> **Requirement**: Transcribe the listing that follows in full, omitting pictures.

┌──

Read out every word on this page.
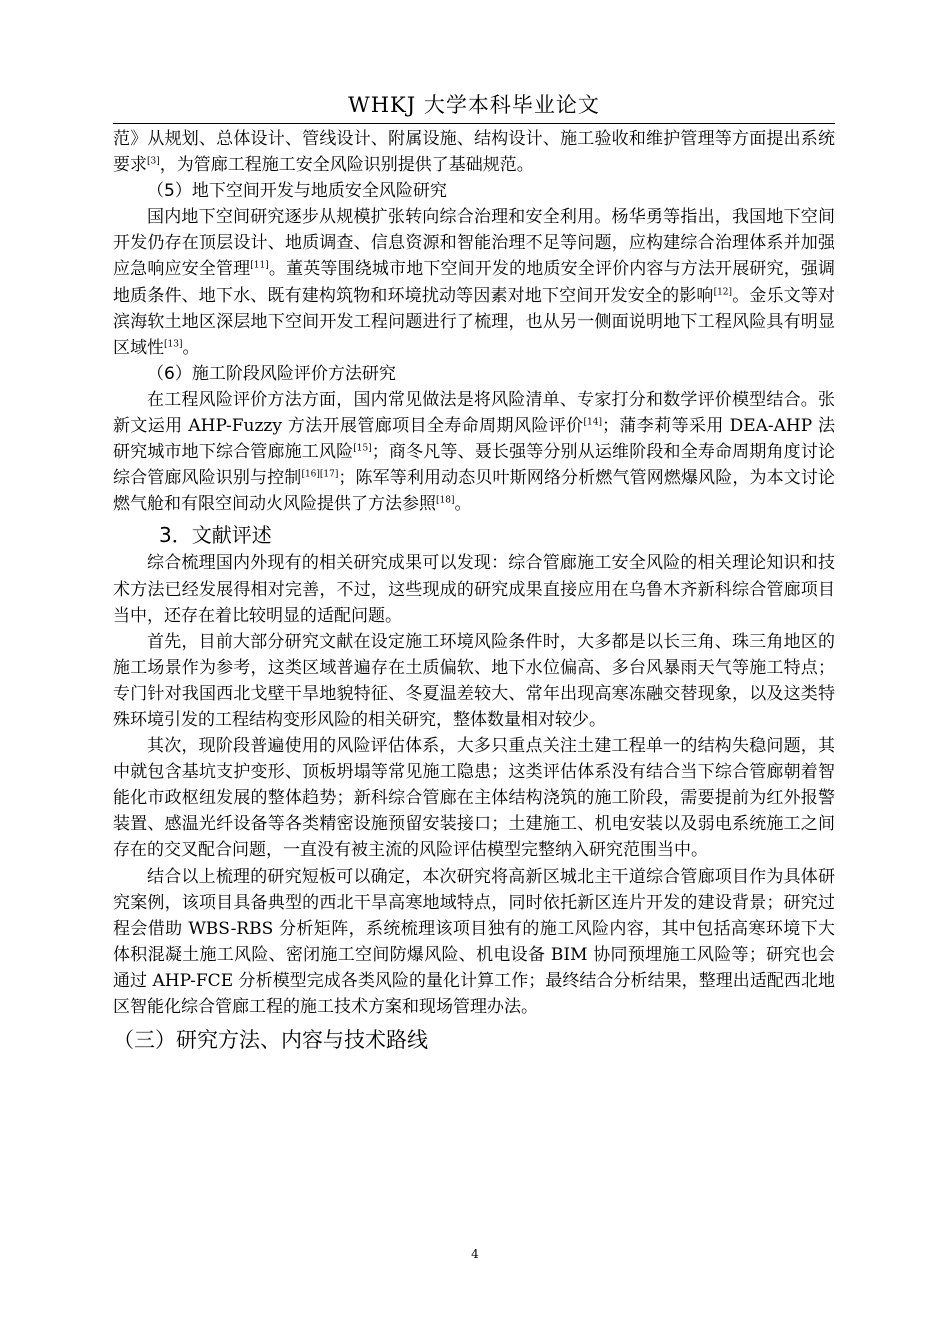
WHKJ 大学本科毕业论文

范》从规划、总体设计、管线设计、附属设施、结构设计、施工验收和维护管理等方面提出系统要求[3]，为管廊工程施工安全风险识别提供了基础规范。

（5）地下空间开发与地质安全风险研究

国内地下空间研究逐步从规模扩张转向综合治理和安全利用。杨华勇等指出，我国地下空间开发仍存在顶层设计、地质调查、信息资源和智能治理不足等问题，应构建综合治理体系并加强应急响应安全管理[11]。董英等围绕城市地下空间开发的地质安全评价内容与方法开展研究，强调地质条件、地下水、既有建构筑物和环境扰动等因素对地下空间开发安全的影响[12]。金乐文等对滨海软土地区深层地下空间开发工程问题进行了梳理，也从另一侧面说明地下工程风险具有明显区域性[13]。

（6）施工阶段风险评价方法研究

在工程风险评价方法方面，国内常见做法是将风险清单、专家打分和数学评价模型结合。张新文运用 AHP-Fuzzy 方法开展管廊项目全寿命周期风险评价[14]；蒲李莉等采用 DEA-AHP 法研究城市地下综合管廊施工风险[15]；商冬凡等、聂长强等分别从运维阶段和全寿命周期角度讨论综合管廊风险识别与控制[16][17]；陈军等利用动态贝叶斯网络分析燃气管网燃爆风险，为本文讨论燃气舱和有限空间动火风险提供了方法参照[18]。

3．文献评述

综合梳理国内外现有的相关研究成果可以发现：综合管廊施工安全风险的相关理论知识和技术方法已经发展得相对完善，不过，这些现成的研究成果直接应用在乌鲁木齐新科综合管廊项目当中，还存在着比较明显的适配问题。

首先，目前大部分研究文献在设定施工环境风险条件时，大多都是以长三角、珠三角地区的施工场景作为参考，这类区域普遍存在土质偏软、地下水位偏高、多台风暴雨天气等施工特点；专门针对我国西北戈壁干旱地貌特征、冬夏温差较大、常年出现高寒冻融交替现象，以及这类特殊环境引发的工程结构变形风险的相关研究，整体数量相对较少。

其次，现阶段普遍使用的风险评估体系，大多只重点关注土建工程单一的结构失稳问题，其中就包含基坑支护变形、顶板坍塌等常见施工隐患；这类评估体系没有结合当下综合管廊朝着智能化市政枢纽发展的整体趋势；新科综合管廊在主体结构浇筑的施工阶段，需要提前为红外报警装置、感温光纤设备等各类精密设施预留安装接口；土建施工、机电安装以及弱电系统施工之间存在的交叉配合问题，一直没有被主流的风险评估模型完整纳入研究范围当中。

结合以上梳理的研究短板可以确定，本次研究将高新区城北主干道综合管廊项目作为具体研究案例，该项目具备典型的西北干旱高寒地域特点，同时依托新区连片开发的建设背景；研究过程会借助 WBS-RBS 分析矩阵，系统梳理该项目独有的施工风险内容，其中包括高寒环境下大体积混凝土施工风险、密闭施工空间防爆风险、机电设备 BIM 协同预埋施工风险等；研究也会通过 AHP-FCE 分析模型完成各类风险的量化计算工作；最终结合分析结果，整理出适配西北地区智能化综合管廊工程的施工技术方案和现场管理办法。

（三）研究方法、内容与技术路线

4
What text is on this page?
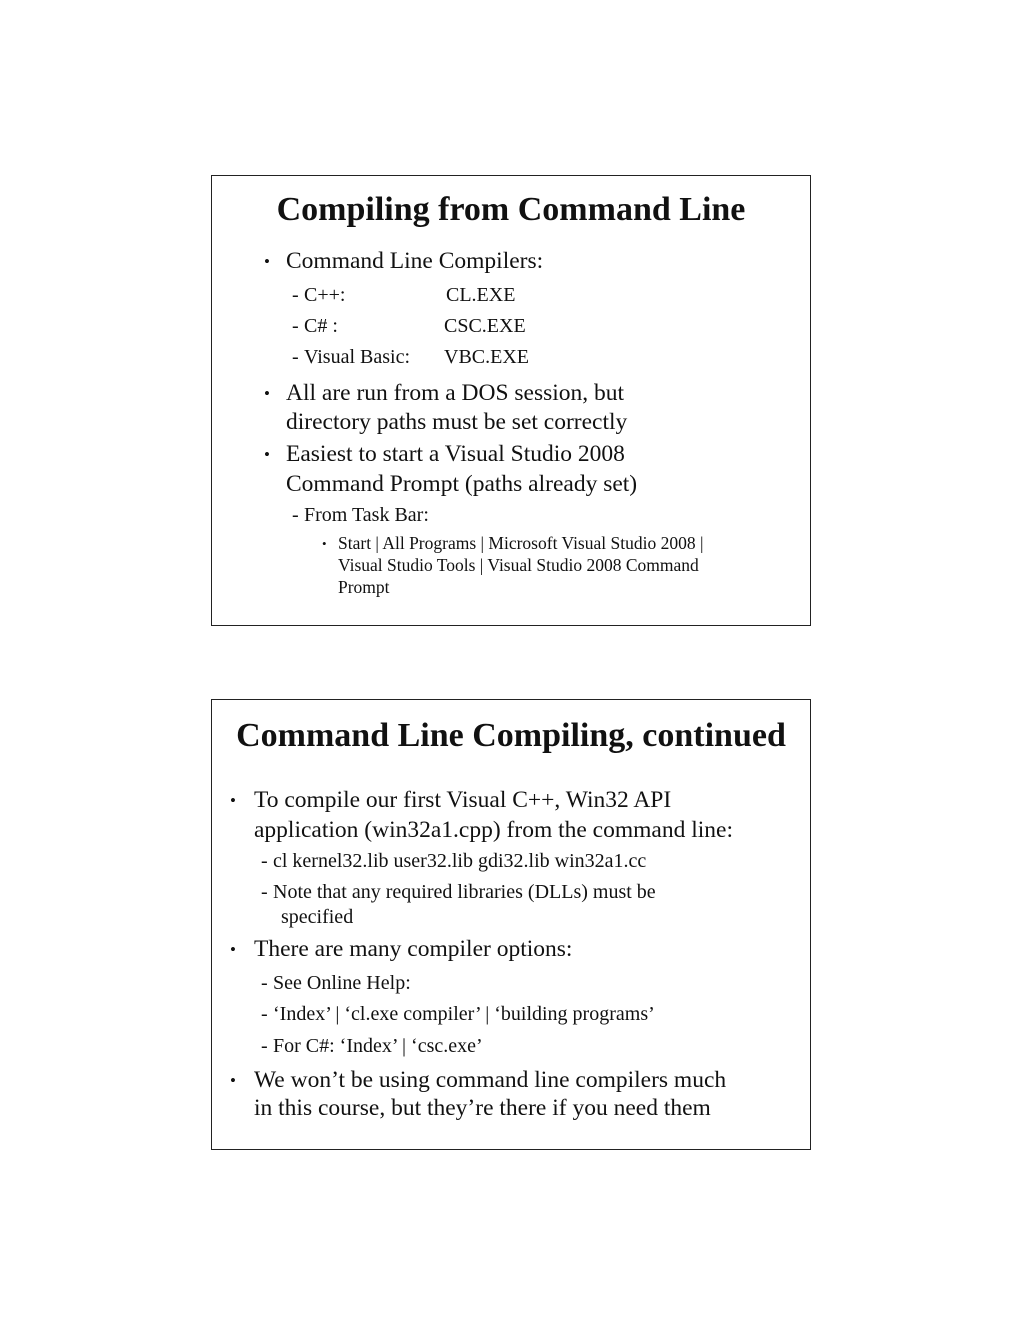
Compiling from Command Line
• Command Line Compilers:
- C++:	CL.EXE
- C# :	CSC.EXE
- Visual Basic: VBC.EXE
• All are run from a DOS session, but
directory paths must be set correctly
• Easiest to start a Visual Studio 2008
Command Prompt (paths already set)
- From Task Bar:
• Start | All Programs | Microsoft Visual Studio 2008 |
Visual Studio Tools | Visual Studio 2008 Command
Prompt
Command Line Compiling, continued
• To compile our first Visual C++, Win32 API
application (win32a1.cpp) from the command line:
- cl kernel32.lib user32.lib gdi32.lib win32a1.cc
- Note that any required libraries (DLLs) must be
specified
• There are many compiler options:
- See Online Help:
- ‘Index’ | ‘cl.exe compiler’ | ‘building programs’
- For C#: ‘Index’ | ‘csc.exe’
• We won’t be using command line compilers much
in this course, but they’re there if you need them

└──

> **Full solution**:
Read out every word on this page.
WHKJ 大学本科毕业论文

范》从规划、总体设计、管线设计、附属设施、结构设计、施工验收和维护管理等方面提出系统要求[3]，为管廊工程施工安全风险识别提供了基础规范。

（5）地下空间开发与地质安全风险研究

国内地下空间研究逐步从规模扩张转向综合治理和安全利用。杨华勇等指出，我国地下空间开发仍存在顶层设计、地质调查、信息资源和智能治理不足等问题，应构建综合治理体系并加强应急响应安全管理[11]。董英等围绕城市地下空间开发的地质安全评价内容与方法开展研究，强调地质条件、地下水、既有建构筑物和环境扰动等因素对地下空间开发安全的影响[12]。金乐文等对滨海软土地区深层地下空间开发工程问题进行了梳理，也从另一侧面说明地下工程风险具有明显区域性[13]。

（6）施工阶段风险评价方法研究

在工程风险评价方法方面，国内常见做法是将风险清单、专家打分和数学评价模型结合。张新文运用 AHP-Fuzzy 方法开展管廊项目全寿命周期风险评价[14]；蒲李莉等采用 DEA-AHP 法研究城市地下综合管廊施工风险[15]；商冬凡等、聂长强等分别从运维阶段和全寿命周期角度讨论综合管廊风险识别与控制[16][17]；陈军等利用动态贝叶斯网络分析燃气管网燃爆风险，为本文讨论燃气舱和有限空间动火风险提供了方法参照[18]。

3．文献评述

综合梳理国内外现有的相关研究成果可以发现：综合管廊施工安全风险的相关理论知识和技术方法已经发展得相对完善，不过，这些现成的研究成果直接应用在乌鲁木齐新科综合管廊项目当中，还存在着比较明显的适配问题。

首先，目前大部分研究文献在设定施工环境风险条件时，大多都是以长三角、珠三角地区的施工场景作为参考，这类区域普遍存在土质偏软、地下水位偏高、多台风暴雨天气等施工特点；专门针对我国西北戈壁干旱地貌特征、冬夏温差较大、常年出现高寒冻融交替现象，以及这类特殊环境引发的工程结构变形风险的相关研究，整体数量相对较少。

其次，现阶段普遍使用的风险评估体系，大多只重点关注土建工程单一的结构失稳问题，其中就包含基坑支护变形、顶板坍塌等常见施工隐患；这类评估体系没有结合当下综合管廊朝着智能化市政枢纽发展的整体趋势；新科综合管廊在主体结构浇筑的施工阶段，需要提前为红外报警装置、感温光纤设备等各类精密设施预留安装接口；土建施工、机电安装以及弱电系统施工之间存在的交叉配合问题，一直没有被主流的风险评估模型完整纳入研究范围当中。

结合以上梳理的研究短板可以确定，本次研究将高新区城北主干道综合管廊项目作为具体研究案例，该项目具备典型的西北干旱高寒地域特点，同时依托新区连片开发的建设背景；研究过程会借助 WBS-RBS 分析矩阵，系统梳理该项目独有的施工风险内容，其中包括高寒环境下大体积混凝土施工风险、密闭施工空间防爆风险、机电设备 BIM 协同预埋施工风险等；研究也会通过 AHP-FCE 分析模型完成各类风险的量化计算工作；最终结合分析结果，整理出适配西北地区智能化综合管廊工程的施工技术方案和现场管理办法。

（三）研究方法、内容与技术路线

4
What text is on this page?
Compiling from Command Line
• Command Line Compilers:
- C++:	CL.EXE
- C# :	CSC.EXE
- Visual Basic: VBC.EXE
• All are run from a DOS session, but
directory paths must be set correctly
• Easiest to start a Visual Studio 2008
Command Prompt (paths already set)
- From Task Bar:
• Start | All Programs | Microsoft Visual Studio 2008 |
Visual Studio Tools | Visual Studio 2008 Command
Prompt
Command Line Compiling, continued
• To compile our first Visual C++, Win32 API
application (win32a1.cpp) from the command line:
- cl kernel32.lib user32.lib gdi32.lib win32a1.cc
- Note that any required libraries (DLLs) must be
specified
• There are many compiler options:
- See Online Help:
- ‘Index’ | ‘cl.exe compiler’ | ‘building programs’
- For C#: ‘Index’ | ‘csc.exe’
• We won’t be using command line compilers much
in this course, but they’re there if you need them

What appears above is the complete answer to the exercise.